- _What you have to do_
From the listing that follows, output everything exactly except the pictures.

[A block of data]
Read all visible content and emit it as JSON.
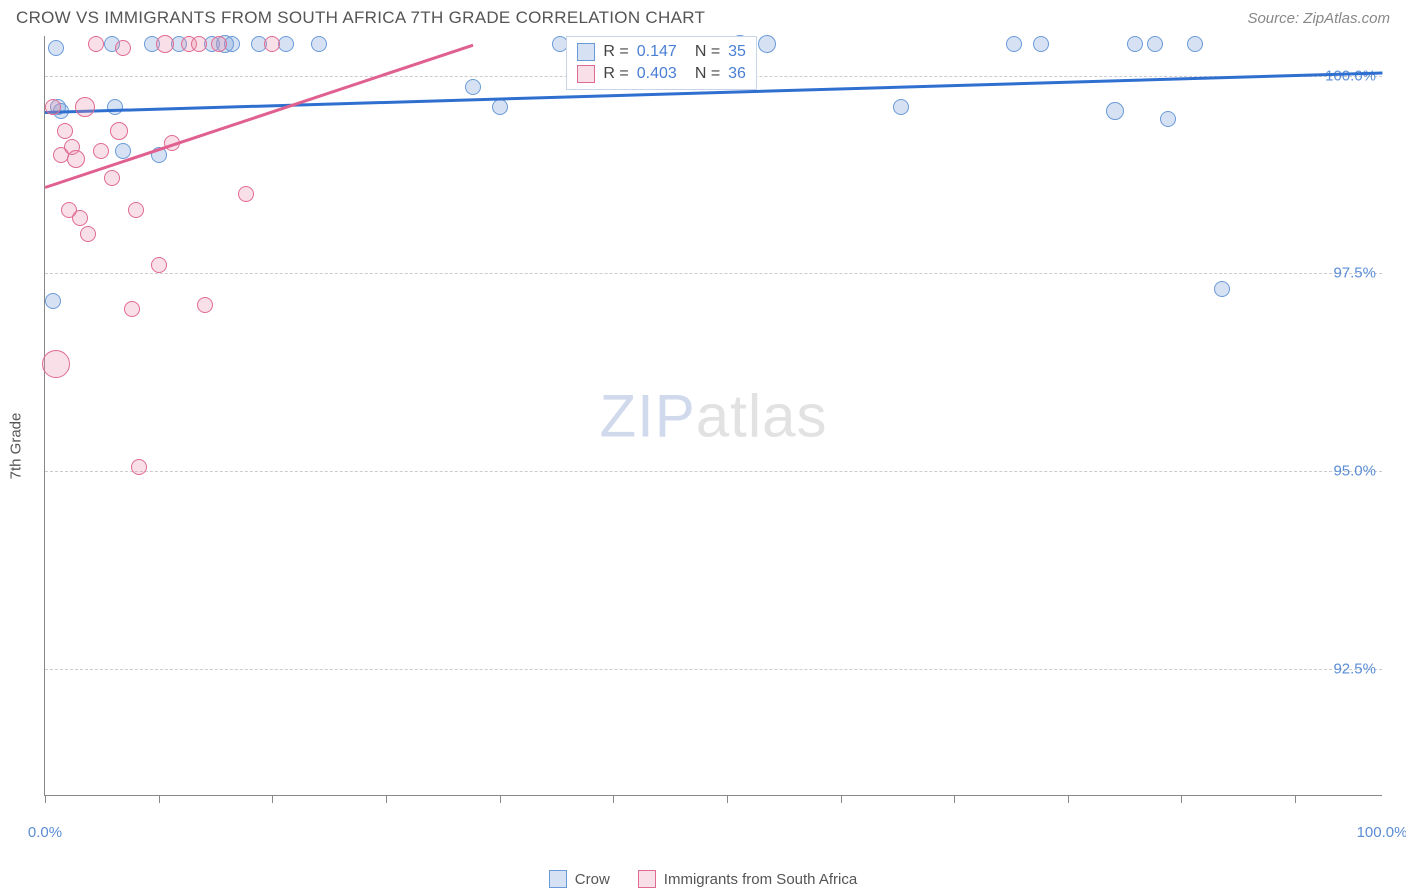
{
  "header": {
    "title": "CROW VS IMMIGRANTS FROM SOUTH AFRICA 7TH GRADE CORRELATION CHART",
    "source": "Source: ZipAtlas.com"
  },
  "chart": {
    "type": "scatter",
    "ylabel": "7th Grade",
    "background_color": "#ffffff",
    "grid_color": "#cccccc",
    "axis_color": "#888888",
    "xlim": [
      0,
      100
    ],
    "ylim": [
      90.9,
      100.5
    ],
    "yticks": [
      {
        "v": 100.0,
        "label": "100.0%"
      },
      {
        "v": 97.5,
        "label": "97.5%"
      },
      {
        "v": 95.0,
        "label": "95.0%"
      },
      {
        "v": 92.5,
        "label": "92.5%"
      }
    ],
    "xticks_minor": [
      0,
      8.5,
      17,
      25.5,
      34,
      42.5,
      51,
      59.5,
      68,
      76.5,
      85,
      93.5
    ],
    "xticks_labels": [
      {
        "v": 0,
        "label": "0.0%"
      },
      {
        "v": 100,
        "label": "100.0%"
      }
    ],
    "watermark": {
      "zip": "ZIP",
      "atlas": "atlas"
    },
    "series": [
      {
        "name": "Crow",
        "color_fill": "rgba(120,160,220,0.30)",
        "color_stroke": "#6a9ad8",
        "trend_color": "#2f6fd0",
        "trend": {
          "x0": 0,
          "y0": 99.55,
          "x1": 100,
          "y1": 100.05
        },
        "r_label": "R =",
        "r_value": "0.147",
        "n_label": "N =",
        "n_value": "35",
        "points": [
          {
            "x": 0.8,
            "y": 100.35,
            "r": 8
          },
          {
            "x": 1.0,
            "y": 99.6,
            "r": 8
          },
          {
            "x": 1.2,
            "y": 99.55,
            "r": 8
          },
          {
            "x": 0.6,
            "y": 97.15,
            "r": 8
          },
          {
            "x": 5.0,
            "y": 100.4,
            "r": 8
          },
          {
            "x": 5.2,
            "y": 99.6,
            "r": 8
          },
          {
            "x": 5.8,
            "y": 99.05,
            "r": 8
          },
          {
            "x": 8.0,
            "y": 100.4,
            "r": 8
          },
          {
            "x": 8.5,
            "y": 99.0,
            "r": 8
          },
          {
            "x": 10.0,
            "y": 100.4,
            "r": 8
          },
          {
            "x": 12.5,
            "y": 100.4,
            "r": 8
          },
          {
            "x": 13.5,
            "y": 100.4,
            "r": 9
          },
          {
            "x": 14.0,
            "y": 100.4,
            "r": 8
          },
          {
            "x": 16.0,
            "y": 100.4,
            "r": 8
          },
          {
            "x": 18.0,
            "y": 100.4,
            "r": 8
          },
          {
            "x": 20.5,
            "y": 100.4,
            "r": 8
          },
          {
            "x": 32.0,
            "y": 99.85,
            "r": 8
          },
          {
            "x": 34.0,
            "y": 99.6,
            "r": 8
          },
          {
            "x": 38.5,
            "y": 100.4,
            "r": 8
          },
          {
            "x": 40.0,
            "y": 100.4,
            "r": 8
          },
          {
            "x": 49.5,
            "y": 100.4,
            "r": 8
          },
          {
            "x": 52.0,
            "y": 100.4,
            "r": 9
          },
          {
            "x": 54.0,
            "y": 100.4,
            "r": 9
          },
          {
            "x": 64.0,
            "y": 99.6,
            "r": 8
          },
          {
            "x": 72.5,
            "y": 100.4,
            "r": 8
          },
          {
            "x": 74.5,
            "y": 100.4,
            "r": 8
          },
          {
            "x": 80.0,
            "y": 99.55,
            "r": 9
          },
          {
            "x": 81.5,
            "y": 100.4,
            "r": 8
          },
          {
            "x": 83.0,
            "y": 100.4,
            "r": 8
          },
          {
            "x": 84.0,
            "y": 99.45,
            "r": 8
          },
          {
            "x": 86.0,
            "y": 100.4,
            "r": 8
          },
          {
            "x": 88.0,
            "y": 97.3,
            "r": 8
          }
        ]
      },
      {
        "name": "Immigrants from South Africa",
        "color_fill": "rgba(235,140,170,0.28)",
        "color_stroke": "#e06b92",
        "trend_color": "#e06090",
        "trend": {
          "x0": 0,
          "y0": 98.6,
          "x1": 32,
          "y1": 100.4
        },
        "r_label": "R =",
        "r_value": "0.403",
        "n_label": "N =",
        "n_value": "36",
        "points": [
          {
            "x": 0.6,
            "y": 99.6,
            "r": 8
          },
          {
            "x": 0.8,
            "y": 96.35,
            "r": 14
          },
          {
            "x": 1.2,
            "y": 99.0,
            "r": 8
          },
          {
            "x": 1.5,
            "y": 99.3,
            "r": 8
          },
          {
            "x": 1.8,
            "y": 98.3,
            "r": 8
          },
          {
            "x": 2.0,
            "y": 99.1,
            "r": 8
          },
          {
            "x": 2.3,
            "y": 98.95,
            "r": 9
          },
          {
            "x": 2.6,
            "y": 98.2,
            "r": 8
          },
          {
            "x": 3.0,
            "y": 99.6,
            "r": 10
          },
          {
            "x": 3.2,
            "y": 98.0,
            "r": 8
          },
          {
            "x": 3.8,
            "y": 100.4,
            "r": 8
          },
          {
            "x": 4.2,
            "y": 99.05,
            "r": 8
          },
          {
            "x": 5.0,
            "y": 98.7,
            "r": 8
          },
          {
            "x": 5.5,
            "y": 99.3,
            "r": 9
          },
          {
            "x": 5.8,
            "y": 100.35,
            "r": 8
          },
          {
            "x": 6.5,
            "y": 97.05,
            "r": 8
          },
          {
            "x": 6.8,
            "y": 98.3,
            "r": 8
          },
          {
            "x": 7.0,
            "y": 95.05,
            "r": 8
          },
          {
            "x": 8.5,
            "y": 97.6,
            "r": 8
          },
          {
            "x": 9.0,
            "y": 100.4,
            "r": 9
          },
          {
            "x": 9.5,
            "y": 99.15,
            "r": 8
          },
          {
            "x": 10.8,
            "y": 100.4,
            "r": 8
          },
          {
            "x": 11.5,
            "y": 100.4,
            "r": 8
          },
          {
            "x": 12.0,
            "y": 97.1,
            "r": 8
          },
          {
            "x": 13.0,
            "y": 100.4,
            "r": 8
          },
          {
            "x": 15.0,
            "y": 98.5,
            "r": 8
          },
          {
            "x": 17.0,
            "y": 100.4,
            "r": 8
          }
        ]
      }
    ]
  },
  "legend": {
    "items": [
      {
        "label": "Crow",
        "fill": "rgba(120,160,220,0.30)",
        "stroke": "#6a9ad8"
      },
      {
        "label": "Immigrants from South Africa",
        "fill": "rgba(235,140,170,0.28)",
        "stroke": "#e06b92"
      }
    ]
  }
}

- _Result of this task_
Read all visible content and emit it as JSON.
{
  "header": {
    "title": "CROW VS IMMIGRANTS FROM SOUTH AFRICA 7TH GRADE CORRELATION CHART",
    "source": "Source: ZipAtlas.com"
  },
  "chart": {
    "type": "scatter",
    "ylabel": "7th Grade",
    "background_color": "#ffffff",
    "grid_color": "#cccccc",
    "axis_color": "#888888",
    "xlim": [
      0,
      100
    ],
    "ylim": [
      90.9,
      100.5
    ],
    "yticks": [
      {
        "v": 100.0,
        "label": "100.0%"
      },
      {
        "v": 97.5,
        "label": "97.5%"
      },
      {
        "v": 95.0,
        "label": "95.0%"
      },
      {
        "v": 92.5,
        "label": "92.5%"
      }
    ],
    "xticks_minor": [
      0,
      8.5,
      17,
      25.5,
      34,
      42.5,
      51,
      59.5,
      68,
      76.5,
      85,
      93.5
    ],
    "xticks_labels": [
      {
        "v": 0,
        "label": "0.0%"
      },
      {
        "v": 100,
        "label": "100.0%"
      }
    ],
    "watermark": {
      "zip": "ZIP",
      "atlas": "atlas"
    },
    "series": [
      {
        "name": "Crow",
        "color_fill": "rgba(120,160,220,0.30)",
        "color_stroke": "#6a9ad8",
        "trend_color": "#2f6fd0",
        "trend": {
          "x0": 0,
          "y0": 99.55,
          "x1": 100,
          "y1": 100.05
        },
        "r_label": "R =",
        "r_value": "0.147",
        "n_label": "N =",
        "n_value": "35",
        "points": [
          {
            "x": 0.8,
            "y": 100.35,
            "r": 8
          },
          {
            "x": 1.0,
            "y": 99.6,
            "r": 8
          },
          {
            "x": 1.2,
            "y": 99.55,
            "r": 8
          },
          {
            "x": 0.6,
            "y": 97.15,
            "r": 8
          },
          {
            "x": 5.0,
            "y": 100.4,
            "r": 8
          },
          {
            "x": 5.2,
            "y": 99.6,
            "r": 8
          },
          {
            "x": 5.8,
            "y": 99.05,
            "r": 8
          },
          {
            "x": 8.0,
            "y": 100.4,
            "r": 8
          },
          {
            "x": 8.5,
            "y": 99.0,
            "r": 8
          },
          {
            "x": 10.0,
            "y": 100.4,
            "r": 8
          },
          {
            "x": 12.5,
            "y": 100.4,
            "r": 8
          },
          {
            "x": 13.5,
            "y": 100.4,
            "r": 9
          },
          {
            "x": 14.0,
            "y": 100.4,
            "r": 8
          },
          {
            "x": 16.0,
            "y": 100.4,
            "r": 8
          },
          {
            "x": 18.0,
            "y": 100.4,
            "r": 8
          },
          {
            "x": 20.5,
            "y": 100.4,
            "r": 8
          },
          {
            "x": 32.0,
            "y": 99.85,
            "r": 8
          },
          {
            "x": 34.0,
            "y": 99.6,
            "r": 8
          },
          {
            "x": 38.5,
            "y": 100.4,
            "r": 8
          },
          {
            "x": 40.0,
            "y": 100.4,
            "r": 8
          },
          {
            "x": 49.5,
            "y": 100.4,
            "r": 8
          },
          {
            "x": 52.0,
            "y": 100.4,
            "r": 9
          },
          {
            "x": 54.0,
            "y": 100.4,
            "r": 9
          },
          {
            "x": 64.0,
            "y": 99.6,
            "r": 8
          },
          {
            "x": 72.5,
            "y": 100.4,
            "r": 8
          },
          {
            "x": 74.5,
            "y": 100.4,
            "r": 8
          },
          {
            "x": 80.0,
            "y": 99.55,
            "r": 9
          },
          {
            "x": 81.5,
            "y": 100.4,
            "r": 8
          },
          {
            "x": 83.0,
            "y": 100.4,
            "r": 8
          },
          {
            "x": 84.0,
            "y": 99.45,
            "r": 8
          },
          {
            "x": 86.0,
            "y": 100.4,
            "r": 8
          },
          {
            "x": 88.0,
            "y": 97.3,
            "r": 8
          }
        ]
      },
      {
        "name": "Immigrants from South Africa",
        "color_fill": "rgba(235,140,170,0.28)",
        "color_stroke": "#e06b92",
        "trend_color": "#e06090",
        "trend": {
          "x0": 0,
          "y0": 98.6,
          "x1": 32,
          "y1": 100.4
        },
        "r_label": "R =",
        "r_value": "0.403",
        "n_label": "N =",
        "n_value": "36",
        "points": [
          {
            "x": 0.6,
            "y": 99.6,
            "r": 8
          },
          {
            "x": 0.8,
            "y": 96.35,
            "r": 14
          },
          {
            "x": 1.2,
            "y": 99.0,
            "r": 8
          },
          {
            "x": 1.5,
            "y": 99.3,
            "r": 8
          },
          {
            "x": 1.8,
            "y": 98.3,
            "r": 8
          },
          {
            "x": 2.0,
            "y": 99.1,
            "r": 8
          },
          {
            "x": 2.3,
            "y": 98.95,
            "r": 9
          },
          {
            "x": 2.6,
            "y": 98.2,
            "r": 8
          },
          {
            "x": 3.0,
            "y": 99.6,
            "r": 10
          },
          {
            "x": 3.2,
            "y": 98.0,
            "r": 8
          },
          {
            "x": 3.8,
            "y": 100.4,
            "r": 8
          },
          {
            "x": 4.2,
            "y": 99.05,
            "r": 8
          },
          {
            "x": 5.0,
            "y": 98.7,
            "r": 8
          },
          {
            "x": 5.5,
            "y": 99.3,
            "r": 9
          },
          {
            "x": 5.8,
            "y": 100.35,
            "r": 8
          },
          {
            "x": 6.5,
            "y": 97.05,
            "r": 8
          },
          {
            "x": 6.8,
            "y": 98.3,
            "r": 8
          },
          {
            "x": 7.0,
            "y": 95.05,
            "r": 8
          },
          {
            "x": 8.5,
            "y": 97.6,
            "r": 8
          },
          {
            "x": 9.0,
            "y": 100.4,
            "r": 9
          },
          {
            "x": 9.5,
            "y": 99.15,
            "r": 8
          },
          {
            "x": 10.8,
            "y": 100.4,
            "r": 8
          },
          {
            "x": 11.5,
            "y": 100.4,
            "r": 8
          },
          {
            "x": 12.0,
            "y": 97.1,
            "r": 8
          },
          {
            "x": 13.0,
            "y": 100.4,
            "r": 8
          },
          {
            "x": 15.0,
            "y": 98.5,
            "r": 8
          },
          {
            "x": 17.0,
            "y": 100.4,
            "r": 8
          }
        ]
      }
    ]
  },
  "legend": {
    "items": [
      {
        "label": "Crow",
        "fill": "rgba(120,160,220,0.30)",
        "stroke": "#6a9ad8"
      },
      {
        "label": "Immigrants from South Africa",
        "fill": "rgba(235,140,170,0.28)",
        "stroke": "#e06b92"
      }
    ]
  }
}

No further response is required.